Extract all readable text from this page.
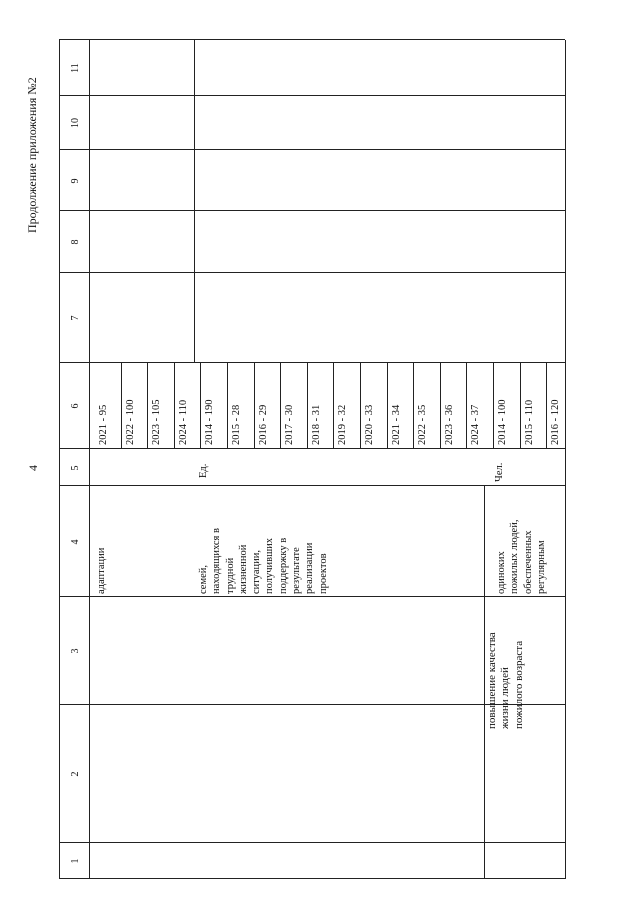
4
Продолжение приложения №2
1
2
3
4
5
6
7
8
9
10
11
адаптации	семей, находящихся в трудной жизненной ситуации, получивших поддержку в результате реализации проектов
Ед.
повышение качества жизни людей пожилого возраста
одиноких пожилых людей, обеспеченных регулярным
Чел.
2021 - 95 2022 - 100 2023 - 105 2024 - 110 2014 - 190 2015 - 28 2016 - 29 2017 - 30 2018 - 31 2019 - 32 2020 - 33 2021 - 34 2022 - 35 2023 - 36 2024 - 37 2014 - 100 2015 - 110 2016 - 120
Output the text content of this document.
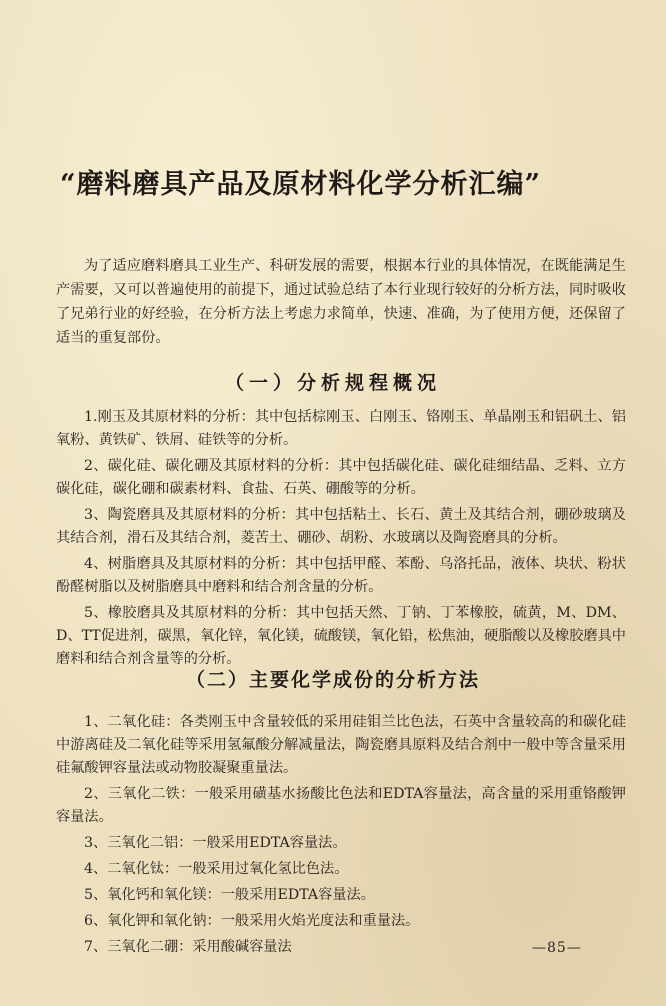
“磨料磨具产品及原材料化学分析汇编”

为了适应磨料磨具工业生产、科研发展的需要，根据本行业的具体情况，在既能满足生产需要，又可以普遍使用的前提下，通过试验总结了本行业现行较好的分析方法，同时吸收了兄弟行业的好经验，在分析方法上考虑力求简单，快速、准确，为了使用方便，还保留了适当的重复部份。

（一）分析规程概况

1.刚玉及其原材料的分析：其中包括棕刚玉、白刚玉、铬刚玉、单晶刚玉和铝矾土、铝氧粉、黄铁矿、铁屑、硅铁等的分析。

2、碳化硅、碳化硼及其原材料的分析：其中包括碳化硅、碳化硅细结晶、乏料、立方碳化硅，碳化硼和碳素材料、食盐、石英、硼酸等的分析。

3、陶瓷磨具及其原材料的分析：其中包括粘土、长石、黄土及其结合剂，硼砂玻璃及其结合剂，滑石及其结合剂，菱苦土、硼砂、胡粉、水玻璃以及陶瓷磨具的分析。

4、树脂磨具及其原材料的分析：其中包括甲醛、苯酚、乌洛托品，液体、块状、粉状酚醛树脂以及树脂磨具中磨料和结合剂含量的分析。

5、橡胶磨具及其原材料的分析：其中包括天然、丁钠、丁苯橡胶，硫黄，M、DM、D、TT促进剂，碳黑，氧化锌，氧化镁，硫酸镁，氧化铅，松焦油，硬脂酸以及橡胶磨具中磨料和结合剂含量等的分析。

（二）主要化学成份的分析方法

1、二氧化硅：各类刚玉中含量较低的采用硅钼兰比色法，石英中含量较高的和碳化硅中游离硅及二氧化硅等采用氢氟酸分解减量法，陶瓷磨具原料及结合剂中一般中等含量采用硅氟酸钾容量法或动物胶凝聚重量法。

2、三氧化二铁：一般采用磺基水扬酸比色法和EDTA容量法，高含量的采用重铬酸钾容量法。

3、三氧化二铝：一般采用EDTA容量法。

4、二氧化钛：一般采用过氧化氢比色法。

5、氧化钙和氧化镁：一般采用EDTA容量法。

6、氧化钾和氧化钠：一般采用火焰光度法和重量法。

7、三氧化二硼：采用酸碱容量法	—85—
────────
*Exercise aim*.
Scan the listing above for the word "this" and show each line where it is found.

*Completed exercise*.
Extract all readable text from this page.
Output the text content of this document.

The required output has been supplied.